─── Text excerpt ───
I'll try to read your posts more carefully and study them more. Maybe I can figure out what you're trying to say.
When light travels through space, it travels in a "straight line" unless spacetime is warped by mass, in which case a "straight line" becomes curved. I'm wondering whether gravity works the same way?
The warping of space is caused by gravity. They are not different phenomena, they are the same phenomena.
If we represent gravity as a whole bunch of threads connecting say, the moon and the Earth, can those threads be curved by distortions in spacetime, the same way light is curved?
If you're asking me if gravity can bend light then the answer is yes.
─── Information supplied ───
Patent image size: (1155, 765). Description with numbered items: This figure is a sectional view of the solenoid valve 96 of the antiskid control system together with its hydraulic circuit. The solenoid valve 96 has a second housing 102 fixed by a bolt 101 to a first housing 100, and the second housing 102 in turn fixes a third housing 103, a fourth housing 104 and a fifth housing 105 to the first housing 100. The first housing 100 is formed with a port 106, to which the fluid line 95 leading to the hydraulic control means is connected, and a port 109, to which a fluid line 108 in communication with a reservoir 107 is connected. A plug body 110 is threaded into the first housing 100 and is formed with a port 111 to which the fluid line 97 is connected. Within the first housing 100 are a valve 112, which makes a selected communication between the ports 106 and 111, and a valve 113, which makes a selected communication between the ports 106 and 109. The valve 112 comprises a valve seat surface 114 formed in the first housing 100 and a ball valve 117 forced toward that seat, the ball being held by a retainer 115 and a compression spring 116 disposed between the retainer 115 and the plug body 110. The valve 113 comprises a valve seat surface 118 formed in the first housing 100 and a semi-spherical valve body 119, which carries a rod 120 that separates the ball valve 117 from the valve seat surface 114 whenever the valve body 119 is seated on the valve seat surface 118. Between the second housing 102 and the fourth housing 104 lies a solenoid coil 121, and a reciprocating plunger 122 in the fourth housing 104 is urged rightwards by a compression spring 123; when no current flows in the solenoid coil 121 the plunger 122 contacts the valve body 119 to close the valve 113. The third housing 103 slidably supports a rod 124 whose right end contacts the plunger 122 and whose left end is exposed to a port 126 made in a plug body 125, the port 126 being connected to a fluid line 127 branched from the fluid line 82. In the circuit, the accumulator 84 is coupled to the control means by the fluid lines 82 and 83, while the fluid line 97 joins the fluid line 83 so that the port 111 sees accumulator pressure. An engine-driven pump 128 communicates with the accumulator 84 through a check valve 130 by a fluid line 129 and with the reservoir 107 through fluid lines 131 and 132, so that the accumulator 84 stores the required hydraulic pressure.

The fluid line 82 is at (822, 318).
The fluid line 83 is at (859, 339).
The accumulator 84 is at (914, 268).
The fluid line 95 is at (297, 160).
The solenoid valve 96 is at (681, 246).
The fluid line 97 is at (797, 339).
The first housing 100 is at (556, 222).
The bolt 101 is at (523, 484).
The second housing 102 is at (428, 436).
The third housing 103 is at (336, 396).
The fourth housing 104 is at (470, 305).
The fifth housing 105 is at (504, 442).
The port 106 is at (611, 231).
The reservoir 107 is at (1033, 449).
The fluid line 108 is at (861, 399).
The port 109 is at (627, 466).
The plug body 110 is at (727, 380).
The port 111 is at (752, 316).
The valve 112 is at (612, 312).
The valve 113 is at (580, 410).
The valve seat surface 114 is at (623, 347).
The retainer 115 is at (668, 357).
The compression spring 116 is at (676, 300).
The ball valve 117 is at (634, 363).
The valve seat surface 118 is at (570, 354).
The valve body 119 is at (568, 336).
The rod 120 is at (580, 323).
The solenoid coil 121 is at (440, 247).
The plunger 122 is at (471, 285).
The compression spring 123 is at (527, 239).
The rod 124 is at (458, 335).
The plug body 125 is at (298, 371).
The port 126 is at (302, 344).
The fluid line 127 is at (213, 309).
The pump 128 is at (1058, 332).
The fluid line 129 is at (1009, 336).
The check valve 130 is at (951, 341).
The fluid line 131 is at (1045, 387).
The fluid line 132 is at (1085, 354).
───
▸ Exercises to complete:
1. Summarize the forum excerpt on gravity in two sentences.
2. In the forum excerpt on gravity, what does the reply name as the cause of the warping of space?
3. For each statement, say whether it agrees with the forum excerpt on gravity. Answer yes or no and quote the deciding words.
(a) One poster pictures gravity as threads connecting the moon and the Earth.
(b) The reply treats gravity and the warping of space as different phenomena.
(c) The reply says gravity cannot bend light.

▸ Answer set:
1. One poster notes that light bends when mass warps spacetime and asks whether gravity behaves the same way, picturing gravity as threads between the moon and the Earth that distortions in spacetime might curve. The reply says that gravity causes the warping of space, that the two are the same phenomenon, and that gravity can bend light.

2. Gravity.

3.
(a) Yes: "represent gravity as a whole bunch of threads connecting say, the moon and the Earth"
(b) No: "They are not different phenomena, they are the same phenomena."
(c) No: "If you're asking me if gravity can bend light then the answer is yes."